AIM:
Skip the images and copy each record exactly as written.

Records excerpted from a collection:
---

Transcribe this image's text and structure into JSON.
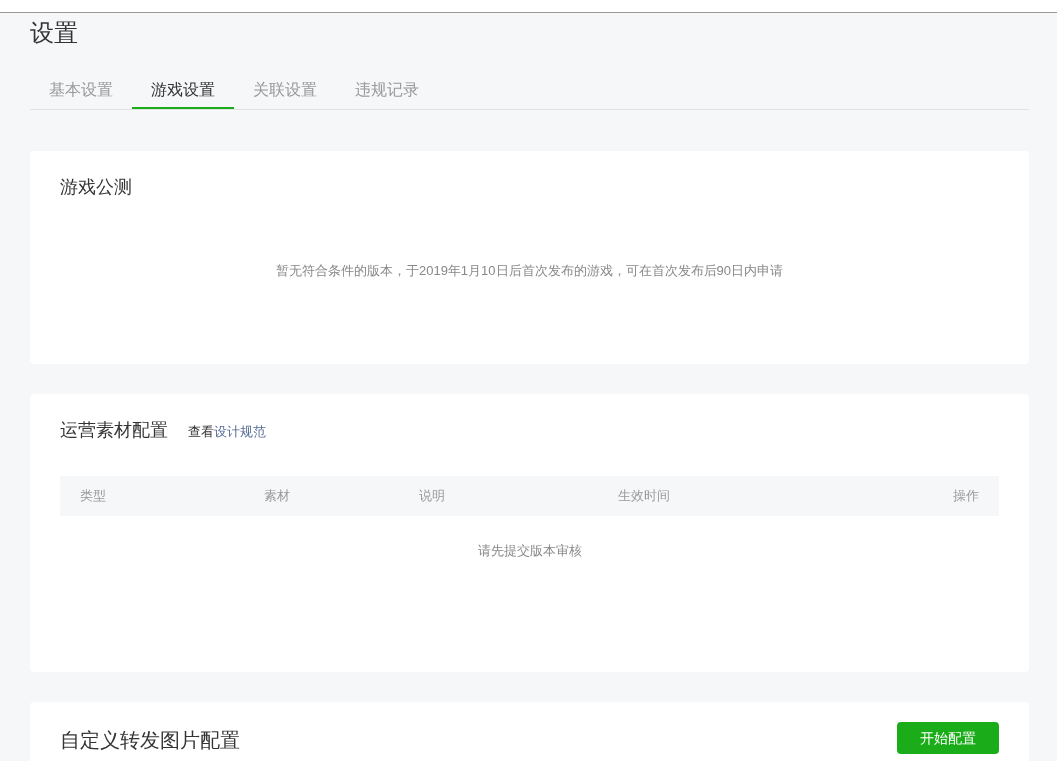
{
  "page_title": "设置",
  "tabs": [
    {
      "label": "基本设置",
      "selected": false
    },
    {
      "label": "游戏设置",
      "selected": true
    },
    {
      "label": "关联设置",
      "selected": false
    },
    {
      "label": "违规记录",
      "selected": false
    }
  ],
  "public_test": {
    "title": "游戏公测",
    "message": "暂无符合条件的版本，于2019年1月10日后首次发布的游戏，可在首次发布后90日内申请"
  },
  "materials": {
    "title": "运营素材配置",
    "hint_prefix": "查看",
    "hint_link": "设计规范",
    "columns": [
      "类型",
      "素材",
      "说明",
      "生效时间",
      "操作"
    ],
    "empty_text": "请先提交版本审核"
  },
  "share_image": {
    "title": "自定义转发图片配置",
    "button": "开始配置"
  }
}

---

THE REPLY:
Transcribe this image's text and structure into JSON.
{
  "page_title": "设置",
  "tabs": [
    {
      "label": "基本设置",
      "selected": false
    },
    {
      "label": "游戏设置",
      "selected": true
    },
    {
      "label": "关联设置",
      "selected": false
    },
    {
      "label": "违规记录",
      "selected": false
    }
  ],
  "public_test": {
    "title": "游戏公测",
    "message": "暂无符合条件的版本，于2019年1月10日后首次发布的游戏，可在首次发布后90日内申请"
  },
  "materials": {
    "title": "运营素材配置",
    "hint_prefix": "查看",
    "hint_link": "设计规范",
    "columns": [
      "类型",
      "素材",
      "说明",
      "生效时间",
      "操作"
    ],
    "empty_text": "请先提交版本审核"
  },
  "share_image": {
    "title": "自定义转发图片配置",
    "button": "开始配置"
  }
}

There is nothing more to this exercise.